Collection entries
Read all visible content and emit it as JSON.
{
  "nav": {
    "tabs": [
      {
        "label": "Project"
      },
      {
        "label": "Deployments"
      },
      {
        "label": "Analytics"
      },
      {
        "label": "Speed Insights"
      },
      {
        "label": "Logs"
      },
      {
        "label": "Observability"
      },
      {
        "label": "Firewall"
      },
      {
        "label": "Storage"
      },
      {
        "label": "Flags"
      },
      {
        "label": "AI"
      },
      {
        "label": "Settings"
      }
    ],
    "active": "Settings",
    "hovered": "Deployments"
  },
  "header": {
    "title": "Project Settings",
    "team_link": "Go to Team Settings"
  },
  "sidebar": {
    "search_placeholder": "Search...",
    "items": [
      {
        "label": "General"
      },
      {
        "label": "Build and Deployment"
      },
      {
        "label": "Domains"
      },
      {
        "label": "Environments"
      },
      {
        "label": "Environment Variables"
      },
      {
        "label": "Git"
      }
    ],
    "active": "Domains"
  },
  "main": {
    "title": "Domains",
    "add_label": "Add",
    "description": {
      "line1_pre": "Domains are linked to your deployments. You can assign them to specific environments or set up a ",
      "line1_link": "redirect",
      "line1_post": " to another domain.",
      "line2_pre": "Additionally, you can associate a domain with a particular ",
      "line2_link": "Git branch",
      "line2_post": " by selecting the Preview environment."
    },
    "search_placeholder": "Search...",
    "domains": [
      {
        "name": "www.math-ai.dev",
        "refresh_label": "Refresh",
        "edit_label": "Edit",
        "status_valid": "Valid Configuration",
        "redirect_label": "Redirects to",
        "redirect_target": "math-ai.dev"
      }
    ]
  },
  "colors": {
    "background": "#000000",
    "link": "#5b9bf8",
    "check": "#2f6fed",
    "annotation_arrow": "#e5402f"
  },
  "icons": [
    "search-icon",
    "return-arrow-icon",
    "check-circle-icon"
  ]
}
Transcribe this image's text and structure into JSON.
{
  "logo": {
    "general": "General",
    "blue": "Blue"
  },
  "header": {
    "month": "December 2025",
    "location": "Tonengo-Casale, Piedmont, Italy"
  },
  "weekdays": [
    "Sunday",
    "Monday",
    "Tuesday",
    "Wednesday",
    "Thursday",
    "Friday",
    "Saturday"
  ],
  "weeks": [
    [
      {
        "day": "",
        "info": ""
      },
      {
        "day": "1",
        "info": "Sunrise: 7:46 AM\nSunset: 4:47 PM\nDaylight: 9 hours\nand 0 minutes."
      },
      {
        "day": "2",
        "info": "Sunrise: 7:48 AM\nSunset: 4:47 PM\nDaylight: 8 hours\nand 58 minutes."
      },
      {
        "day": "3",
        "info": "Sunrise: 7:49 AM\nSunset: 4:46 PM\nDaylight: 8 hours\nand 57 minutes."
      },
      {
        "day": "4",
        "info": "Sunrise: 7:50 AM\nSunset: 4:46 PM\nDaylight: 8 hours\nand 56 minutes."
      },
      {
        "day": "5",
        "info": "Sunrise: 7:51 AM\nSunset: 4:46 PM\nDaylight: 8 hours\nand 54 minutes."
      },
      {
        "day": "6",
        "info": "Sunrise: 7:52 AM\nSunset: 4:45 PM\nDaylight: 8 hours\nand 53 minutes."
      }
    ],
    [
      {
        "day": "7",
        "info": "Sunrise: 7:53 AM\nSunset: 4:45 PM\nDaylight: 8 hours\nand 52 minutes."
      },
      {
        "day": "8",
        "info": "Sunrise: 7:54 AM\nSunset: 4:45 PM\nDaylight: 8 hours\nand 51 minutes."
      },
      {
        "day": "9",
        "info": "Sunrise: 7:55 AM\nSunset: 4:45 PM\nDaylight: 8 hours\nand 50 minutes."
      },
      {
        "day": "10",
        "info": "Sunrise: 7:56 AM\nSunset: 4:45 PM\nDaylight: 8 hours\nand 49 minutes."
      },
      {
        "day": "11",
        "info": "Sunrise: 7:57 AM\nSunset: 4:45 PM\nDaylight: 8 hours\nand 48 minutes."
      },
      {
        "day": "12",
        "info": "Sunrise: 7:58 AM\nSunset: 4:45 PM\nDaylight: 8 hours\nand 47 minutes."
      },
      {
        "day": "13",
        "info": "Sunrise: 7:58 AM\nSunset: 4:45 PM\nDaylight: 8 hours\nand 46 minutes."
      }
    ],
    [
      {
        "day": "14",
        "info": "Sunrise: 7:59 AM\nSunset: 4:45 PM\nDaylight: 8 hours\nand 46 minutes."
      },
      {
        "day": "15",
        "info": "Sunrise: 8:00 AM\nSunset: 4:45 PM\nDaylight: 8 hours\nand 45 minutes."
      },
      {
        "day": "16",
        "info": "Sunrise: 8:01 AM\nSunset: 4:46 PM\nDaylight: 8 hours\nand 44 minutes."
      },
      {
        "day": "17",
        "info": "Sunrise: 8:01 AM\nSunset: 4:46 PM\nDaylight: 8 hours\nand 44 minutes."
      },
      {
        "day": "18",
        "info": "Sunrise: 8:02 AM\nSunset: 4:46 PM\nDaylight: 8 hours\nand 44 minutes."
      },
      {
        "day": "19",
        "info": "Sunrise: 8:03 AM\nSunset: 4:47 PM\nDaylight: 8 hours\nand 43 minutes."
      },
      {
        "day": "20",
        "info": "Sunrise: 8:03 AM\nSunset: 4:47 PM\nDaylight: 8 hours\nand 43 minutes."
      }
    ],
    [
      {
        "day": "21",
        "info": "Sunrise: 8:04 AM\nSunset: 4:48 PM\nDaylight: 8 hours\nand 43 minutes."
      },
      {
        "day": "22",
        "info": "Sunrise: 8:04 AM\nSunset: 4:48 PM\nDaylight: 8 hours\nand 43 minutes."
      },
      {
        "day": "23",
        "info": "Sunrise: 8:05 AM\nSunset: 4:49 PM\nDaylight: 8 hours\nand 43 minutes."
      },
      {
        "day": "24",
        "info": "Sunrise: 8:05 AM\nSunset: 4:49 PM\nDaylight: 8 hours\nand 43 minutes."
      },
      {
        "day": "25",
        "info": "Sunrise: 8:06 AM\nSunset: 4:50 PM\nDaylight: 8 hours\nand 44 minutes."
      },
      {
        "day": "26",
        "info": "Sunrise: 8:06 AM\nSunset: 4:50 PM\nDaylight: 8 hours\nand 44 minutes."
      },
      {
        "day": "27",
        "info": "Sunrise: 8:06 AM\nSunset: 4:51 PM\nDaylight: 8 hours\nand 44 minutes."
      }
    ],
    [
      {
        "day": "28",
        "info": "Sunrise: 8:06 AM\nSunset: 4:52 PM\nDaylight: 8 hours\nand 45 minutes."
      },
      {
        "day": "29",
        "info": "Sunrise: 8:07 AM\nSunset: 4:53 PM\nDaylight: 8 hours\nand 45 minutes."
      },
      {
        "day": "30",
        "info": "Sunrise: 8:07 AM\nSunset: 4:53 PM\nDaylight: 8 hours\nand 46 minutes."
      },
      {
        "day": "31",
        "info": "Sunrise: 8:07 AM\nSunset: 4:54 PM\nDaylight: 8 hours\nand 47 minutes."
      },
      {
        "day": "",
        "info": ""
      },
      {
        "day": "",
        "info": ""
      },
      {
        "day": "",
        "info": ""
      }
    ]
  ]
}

What is being asked = Copy every line of the material in which the word "math" occurs.

Final answer =
        "name": "www.math-ai.dev",
        "redirect_target": "math-ai.dev"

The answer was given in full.